▶ **Directive**
Copy out every line containing the word "hotline".

▶ **Records about charts and figures**
┄┄┄┄┄┄┄┄┄┄
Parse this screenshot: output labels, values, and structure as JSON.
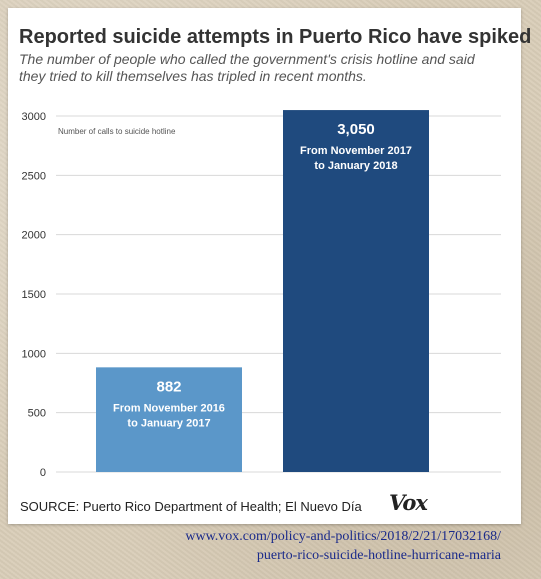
{
  "chart_data": {
    "type": "bar",
    "title": "Reported suicide attempts in Puerto Rico have spiked",
    "subtitle": "The number of people who called the government's crisis hotline and said they tried to kill themselves has tripled in recent months.",
    "ylabel": "Number of calls to suicide hotline",
    "ylim": [
      0,
      3000
    ],
    "yticks": [
      0,
      500,
      1000,
      1500,
      2000,
      2500,
      3000
    ],
    "grid": true,
    "categories": [
      "From November 2016 to January 2017",
      "From November 2017 to January 2018"
    ],
    "values": [
      882,
      3050
    ],
    "bars": [
      {
        "value_label": "882",
        "period_line1": "From November 2016",
        "period_line2": "to January 2017",
        "color": "#5b97c9"
      },
      {
        "value_label": "3,050",
        "period_line1": "From November 2017",
        "period_line2": "to January 2018",
        "color": "#1f4a7e"
      }
    ]
  },
  "source": "SOURCE: Puerto Rico Department of Health; El Nuevo Día",
  "logo": "Vox",
  "url": {
    "line1": "www.vox.com/policy-and-politics/2018/2/21/17032168/",
    "line2": "puerto-rico-suicide-hotline-hurricane-maria"
  },
  "colors": {
    "gridline": "#d8d8d8",
    "axis_text": "#333333",
    "url_text": "#1a2a8a"
  }
}
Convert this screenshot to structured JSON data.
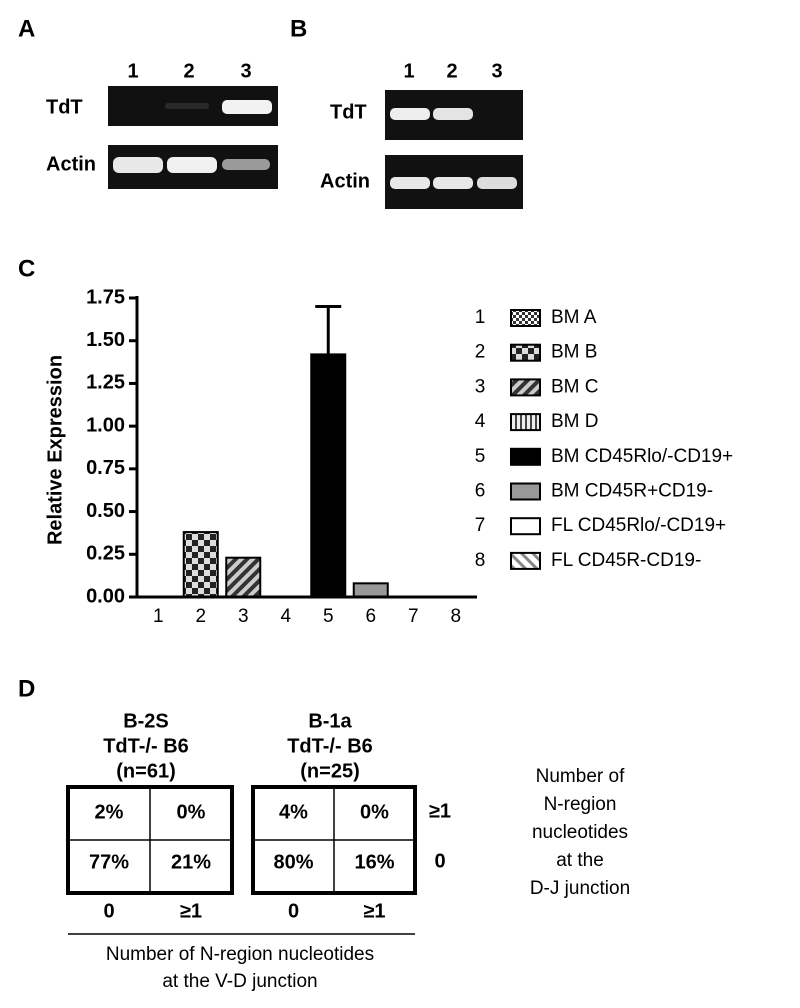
{
  "panel_a": {
    "label": "A",
    "lanes": [
      "1",
      "2",
      "3"
    ],
    "rows": [
      "TdT",
      "Actin"
    ]
  },
  "panel_b": {
    "label": "B",
    "lanes": [
      "1",
      "2",
      "3"
    ],
    "rows": [
      "TdT",
      "Actin"
    ]
  },
  "chart_data": {
    "type": "bar",
    "panel_label": "C",
    "y_label": "Relative Expression",
    "categories": [
      "1",
      "2",
      "3",
      "4",
      "5",
      "6",
      "7",
      "8"
    ],
    "values": [
      0,
      0.38,
      0.23,
      0,
      1.42,
      0.08,
      0,
      0
    ],
    "errors": [
      null,
      null,
      null,
      null,
      0.28,
      null,
      null,
      null
    ],
    "legend": [
      "BM A",
      "BM B",
      "BM C",
      "BM D",
      "BM CD45Rlo/-CD19+",
      "BM CD45R+CD19-",
      "FL CD45Rlo/-CD19+",
      "FL CD45R-CD19-"
    ],
    "ylim": [
      0,
      1.75
    ],
    "yticks": [
      {
        "value": 0,
        "label": "0.00"
      },
      {
        "value": 0.25,
        "label": "0.25"
      },
      {
        "value": 0.5,
        "label": "0.50"
      },
      {
        "value": 0.75,
        "label": "0.75"
      },
      {
        "value": 1,
        "label": "1.00"
      },
      {
        "value": 1.25,
        "label": "1.25"
      },
      {
        "value": 1.5,
        "label": "1.50"
      },
      {
        "value": 1.75,
        "label": "1.75"
      }
    ]
  },
  "panel_d": {
    "label": "D",
    "tables": [
      {
        "header": [
          "B-2S",
          "TdT-/- B6",
          "(n=61)"
        ],
        "cells": [
          [
            "2%",
            "0%"
          ],
          [
            "77%",
            "21%"
          ]
        ],
        "columns": [
          "0",
          "≥1"
        ]
      },
      {
        "header": [
          "B-1a",
          "TdT-/- B6",
          "(n=25)"
        ],
        "cells": [
          [
            "4%",
            "0%"
          ],
          [
            "80%",
            "16%"
          ]
        ],
        "columns": [
          "0",
          "≥1"
        ]
      }
    ],
    "row_labels": [
      "≥1",
      "0"
    ],
    "row_title": [
      "Number of",
      "N-region",
      "nucleotides",
      "at the",
      "D-J junction"
    ],
    "column_title": [
      "Number of N-region nucleotides",
      "at the V-D junction"
    ]
  }
}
┄┄┄┄┄┄┄┄┄┄
▶ **Right answer**
    "subtitle": "The number of people who called the government's crisis hotline and said they tried to kill themselves has tripled in recent months.",
    "ylabel": "Number of calls to suicide hotline",
    "line2": "puerto-rico-suicide-hotline-hurricane-maria"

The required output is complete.